→ **The task**
For every line in the data below that contains "color", copy the line.
* begin Supplied material *
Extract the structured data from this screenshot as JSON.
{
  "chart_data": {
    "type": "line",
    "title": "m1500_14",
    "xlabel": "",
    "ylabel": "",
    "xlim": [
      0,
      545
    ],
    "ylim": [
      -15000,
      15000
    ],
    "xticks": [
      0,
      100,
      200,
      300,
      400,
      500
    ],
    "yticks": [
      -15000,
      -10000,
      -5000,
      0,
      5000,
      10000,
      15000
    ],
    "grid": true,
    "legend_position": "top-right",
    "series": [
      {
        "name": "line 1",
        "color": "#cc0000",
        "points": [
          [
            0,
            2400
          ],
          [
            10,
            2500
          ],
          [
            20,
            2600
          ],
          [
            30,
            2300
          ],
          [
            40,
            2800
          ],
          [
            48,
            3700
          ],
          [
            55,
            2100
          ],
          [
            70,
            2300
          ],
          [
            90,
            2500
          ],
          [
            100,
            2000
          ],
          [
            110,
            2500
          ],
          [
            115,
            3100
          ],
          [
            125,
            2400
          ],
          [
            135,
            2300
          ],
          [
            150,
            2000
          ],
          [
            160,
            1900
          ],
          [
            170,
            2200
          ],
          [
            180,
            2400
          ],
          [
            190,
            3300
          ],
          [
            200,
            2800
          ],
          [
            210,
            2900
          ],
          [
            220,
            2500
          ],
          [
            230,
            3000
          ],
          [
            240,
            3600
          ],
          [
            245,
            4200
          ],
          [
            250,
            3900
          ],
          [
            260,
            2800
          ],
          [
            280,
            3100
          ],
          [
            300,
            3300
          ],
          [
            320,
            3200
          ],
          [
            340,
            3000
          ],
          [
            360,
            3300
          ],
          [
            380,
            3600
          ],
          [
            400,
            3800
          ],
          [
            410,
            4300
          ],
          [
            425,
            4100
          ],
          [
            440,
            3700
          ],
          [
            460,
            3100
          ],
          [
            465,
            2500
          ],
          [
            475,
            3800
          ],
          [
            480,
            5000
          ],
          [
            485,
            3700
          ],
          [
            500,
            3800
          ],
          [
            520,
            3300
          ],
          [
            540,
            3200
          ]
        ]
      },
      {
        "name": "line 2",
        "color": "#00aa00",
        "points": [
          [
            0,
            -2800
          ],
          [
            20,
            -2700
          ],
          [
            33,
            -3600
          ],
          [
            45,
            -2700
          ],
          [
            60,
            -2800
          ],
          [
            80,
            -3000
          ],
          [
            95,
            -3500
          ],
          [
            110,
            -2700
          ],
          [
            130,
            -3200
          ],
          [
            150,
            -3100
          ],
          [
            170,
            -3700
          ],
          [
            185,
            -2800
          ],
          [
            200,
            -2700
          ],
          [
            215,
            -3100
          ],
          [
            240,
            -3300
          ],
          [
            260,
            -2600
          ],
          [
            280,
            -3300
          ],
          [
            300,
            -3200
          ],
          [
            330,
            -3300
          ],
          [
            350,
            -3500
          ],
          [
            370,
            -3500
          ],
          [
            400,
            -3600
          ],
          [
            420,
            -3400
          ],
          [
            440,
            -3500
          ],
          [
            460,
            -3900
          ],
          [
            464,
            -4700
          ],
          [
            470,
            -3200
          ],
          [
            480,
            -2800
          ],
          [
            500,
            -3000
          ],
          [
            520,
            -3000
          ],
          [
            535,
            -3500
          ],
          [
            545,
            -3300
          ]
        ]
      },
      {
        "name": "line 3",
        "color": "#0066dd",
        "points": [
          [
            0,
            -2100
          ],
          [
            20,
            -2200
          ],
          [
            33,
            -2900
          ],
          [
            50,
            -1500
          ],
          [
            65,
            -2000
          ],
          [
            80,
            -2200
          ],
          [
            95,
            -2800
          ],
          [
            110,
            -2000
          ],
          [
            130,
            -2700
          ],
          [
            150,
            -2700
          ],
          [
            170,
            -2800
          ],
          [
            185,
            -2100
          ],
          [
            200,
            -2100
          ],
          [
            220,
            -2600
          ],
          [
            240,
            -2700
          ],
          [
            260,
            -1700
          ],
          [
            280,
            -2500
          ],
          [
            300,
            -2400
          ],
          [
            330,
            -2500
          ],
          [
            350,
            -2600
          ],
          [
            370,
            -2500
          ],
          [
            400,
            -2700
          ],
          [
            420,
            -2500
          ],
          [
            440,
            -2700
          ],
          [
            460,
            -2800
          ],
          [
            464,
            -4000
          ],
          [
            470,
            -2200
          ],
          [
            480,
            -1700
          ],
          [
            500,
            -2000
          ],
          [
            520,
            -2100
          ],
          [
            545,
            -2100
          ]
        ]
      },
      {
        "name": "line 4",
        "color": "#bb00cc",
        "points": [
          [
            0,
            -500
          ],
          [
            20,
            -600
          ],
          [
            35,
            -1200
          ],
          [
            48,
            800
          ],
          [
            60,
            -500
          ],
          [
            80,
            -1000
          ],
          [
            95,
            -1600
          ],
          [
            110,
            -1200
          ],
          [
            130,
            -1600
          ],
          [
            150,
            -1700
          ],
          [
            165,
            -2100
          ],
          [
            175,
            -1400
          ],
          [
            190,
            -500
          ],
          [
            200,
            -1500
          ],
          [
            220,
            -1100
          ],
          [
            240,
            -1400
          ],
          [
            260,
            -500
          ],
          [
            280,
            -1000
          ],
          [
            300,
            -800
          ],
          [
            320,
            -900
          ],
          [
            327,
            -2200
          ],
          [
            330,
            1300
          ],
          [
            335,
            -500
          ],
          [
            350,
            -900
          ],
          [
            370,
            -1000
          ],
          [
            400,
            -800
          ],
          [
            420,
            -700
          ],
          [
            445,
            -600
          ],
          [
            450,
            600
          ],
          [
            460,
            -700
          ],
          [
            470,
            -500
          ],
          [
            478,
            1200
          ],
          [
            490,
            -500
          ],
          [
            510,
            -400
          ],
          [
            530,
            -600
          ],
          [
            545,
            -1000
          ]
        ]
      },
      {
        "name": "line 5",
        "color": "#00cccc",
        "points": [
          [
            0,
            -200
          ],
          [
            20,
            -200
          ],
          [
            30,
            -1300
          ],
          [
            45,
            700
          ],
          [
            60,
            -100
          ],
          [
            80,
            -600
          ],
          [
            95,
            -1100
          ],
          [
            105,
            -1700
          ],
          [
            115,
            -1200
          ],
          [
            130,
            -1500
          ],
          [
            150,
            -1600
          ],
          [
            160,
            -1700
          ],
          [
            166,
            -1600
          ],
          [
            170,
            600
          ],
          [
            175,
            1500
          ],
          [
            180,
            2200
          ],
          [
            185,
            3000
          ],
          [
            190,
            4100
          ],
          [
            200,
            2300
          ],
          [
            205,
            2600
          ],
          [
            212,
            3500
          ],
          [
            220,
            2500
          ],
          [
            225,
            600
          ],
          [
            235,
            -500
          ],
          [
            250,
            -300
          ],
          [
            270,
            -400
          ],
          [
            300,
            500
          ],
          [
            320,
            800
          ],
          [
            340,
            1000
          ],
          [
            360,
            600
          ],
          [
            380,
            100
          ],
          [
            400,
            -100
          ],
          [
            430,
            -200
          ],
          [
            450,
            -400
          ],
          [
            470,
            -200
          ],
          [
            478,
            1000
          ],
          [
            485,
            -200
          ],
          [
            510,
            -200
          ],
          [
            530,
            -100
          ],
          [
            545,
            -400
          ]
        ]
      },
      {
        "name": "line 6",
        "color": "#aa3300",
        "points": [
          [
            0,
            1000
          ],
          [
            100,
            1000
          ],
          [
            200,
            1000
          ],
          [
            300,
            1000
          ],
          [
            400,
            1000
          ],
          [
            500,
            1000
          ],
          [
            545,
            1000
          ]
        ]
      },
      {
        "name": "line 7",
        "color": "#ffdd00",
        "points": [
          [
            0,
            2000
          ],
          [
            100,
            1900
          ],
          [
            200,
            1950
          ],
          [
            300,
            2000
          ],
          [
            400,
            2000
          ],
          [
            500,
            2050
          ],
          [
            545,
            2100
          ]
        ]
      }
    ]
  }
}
* end Supplied material *
→ **In response**
        "color": "#cc0000",
        "color": "#00aa00",
        "color": "#0066dd",
        "color": "#bb00cc",
        "color": "#00cccc",
        "color": "#aa3300",
        "color": "#ffdd00",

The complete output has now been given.